» Work to be completed:
All entries must be extracted exactly, with nothing added or dropped.

» Records provided:
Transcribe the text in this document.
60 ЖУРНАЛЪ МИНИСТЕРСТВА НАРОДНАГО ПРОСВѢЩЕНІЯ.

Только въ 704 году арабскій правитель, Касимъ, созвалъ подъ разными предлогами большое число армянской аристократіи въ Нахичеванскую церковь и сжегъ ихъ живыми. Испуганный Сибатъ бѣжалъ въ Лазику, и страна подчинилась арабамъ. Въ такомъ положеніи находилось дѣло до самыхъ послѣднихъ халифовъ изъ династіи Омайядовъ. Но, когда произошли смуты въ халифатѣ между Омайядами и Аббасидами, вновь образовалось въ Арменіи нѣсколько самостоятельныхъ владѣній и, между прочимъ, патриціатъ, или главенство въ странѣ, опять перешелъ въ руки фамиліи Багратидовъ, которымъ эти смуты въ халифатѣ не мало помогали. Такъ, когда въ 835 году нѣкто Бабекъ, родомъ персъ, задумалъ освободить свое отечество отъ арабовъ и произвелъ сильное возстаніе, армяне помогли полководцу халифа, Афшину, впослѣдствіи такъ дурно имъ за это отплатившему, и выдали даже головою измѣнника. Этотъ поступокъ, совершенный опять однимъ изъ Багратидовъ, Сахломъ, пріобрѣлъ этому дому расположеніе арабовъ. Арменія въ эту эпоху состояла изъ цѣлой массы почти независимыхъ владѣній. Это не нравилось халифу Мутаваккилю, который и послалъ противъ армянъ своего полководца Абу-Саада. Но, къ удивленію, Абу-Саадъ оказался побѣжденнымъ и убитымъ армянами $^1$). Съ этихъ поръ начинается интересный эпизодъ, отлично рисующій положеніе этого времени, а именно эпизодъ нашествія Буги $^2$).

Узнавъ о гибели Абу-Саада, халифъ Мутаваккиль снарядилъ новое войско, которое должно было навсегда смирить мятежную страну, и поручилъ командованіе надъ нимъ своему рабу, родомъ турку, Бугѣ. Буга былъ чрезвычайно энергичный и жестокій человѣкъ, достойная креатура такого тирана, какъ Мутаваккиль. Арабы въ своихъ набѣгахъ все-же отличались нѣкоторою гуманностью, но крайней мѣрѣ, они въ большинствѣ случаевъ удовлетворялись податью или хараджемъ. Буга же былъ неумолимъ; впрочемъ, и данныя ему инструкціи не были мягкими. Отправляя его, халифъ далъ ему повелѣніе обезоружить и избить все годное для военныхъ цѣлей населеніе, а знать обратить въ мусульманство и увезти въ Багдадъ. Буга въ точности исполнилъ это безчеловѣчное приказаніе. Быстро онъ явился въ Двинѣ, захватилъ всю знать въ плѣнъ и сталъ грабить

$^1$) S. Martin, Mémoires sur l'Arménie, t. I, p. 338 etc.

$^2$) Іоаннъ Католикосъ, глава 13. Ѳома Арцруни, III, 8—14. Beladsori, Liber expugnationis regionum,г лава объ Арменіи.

» Result below:
Transcribe the text in this document.
60 ЖУРНАЛЪ МИНИСТЕРСТВА НАРОДНАГО ПРОСВѢЩЕНІЯ.

Только въ 704 году арабскій правитель, Касимъ, созвалъ подъ разными предлогами большое число армянской аристократіи въ Нахичеванскую церковь и сжегъ ихъ живыми. Испуганный Сибатъ бѣжалъ въ Лазику, и страна подчинилась арабамъ. Въ такомъ положеніи находилось дѣло до самыхъ послѣднихъ халифовъ изъ династіи Омайядовъ. Но, когда произошли смуты въ халифатѣ между Омайядами и Аббасидами, вновь образовалось въ Арменіи нѣсколько самостоятельныхъ владѣній и, между прочимъ, патриціатъ, или главенство въ странѣ, опять перешелъ въ руки фамиліи Багратидовъ, которымъ эти смуты въ халифатѣ не мало помогали. Такъ, когда въ 835 году нѣкто Бабекъ, родомъ персъ, задумалъ освободить свое отечество отъ арабовъ и произвелъ сильное возстаніе, армяне помогли полководцу халифа, Афшину, впослѣдствіи такъ дурно имъ за это отплатившему, и выдали даже головою измѣнника. Этотъ поступокъ, совершенный опять однимъ изъ Багратидовъ, Сахломъ, пріобрѣлъ этому дому расположеніе арабовъ. Арменія въ эту эпоху состояла изъ цѣлой массы почти независимыхъ владѣній. Это не нравилось халифу Мутаваккилю, который и послалъ противъ армянъ своего полководца Абу-Саада. Но, къ удивленію, Абу-Саадъ оказался побѣжденнымъ и убитымъ армянами $^1$). Съ этихъ поръ начинается интересный эпизодъ, отлично рисующій положеніе этого времени, а именно эпизодъ нашествія Буги $^2$).

Узнавъ о гибели Абу-Саада, халифъ Мутаваккиль снарядилъ новое войско, которое должно было навсегда смирить мятежную страну, и поручилъ командованіе надъ нимъ своему рабу, родомъ турку, Бугѣ. Буга былъ чрезвычайно энергичный и жестокій человѣкъ, достойная креатура такого тирана, какъ Мутаваккиль. Арабы въ своихъ набѣгахъ все-же отличались нѣкоторою гуманностью, но крайней мѣрѣ, они въ большинствѣ случаевъ удовлетворялись податью или хараджемъ. Буга же былъ неумолимъ; впрочемъ, и данныя ему инструкціи не были мягкими. Отправляя его, халифъ далъ ему повелѣніе обезоружить и избить все годное для военныхъ цѣлей населеніе, а знать обратить въ мусульманство и увезти въ Багдадъ. Буга въ точности исполнилъ это безчеловѣчное приказаніе. Быстро онъ явился въ Двинѣ, захватилъ всю знать въ плѣнъ и сталъ грабить

$^1$) S. Martin, Mémoires sur l'Arménie, t. I, p. 338 etc.

$^2$) Іоаннъ Католикосъ, глава 13. Ѳома Арцруни, III, 8—14. Beladsori, Liber expugnationis regionum,г лава объ Арменіи.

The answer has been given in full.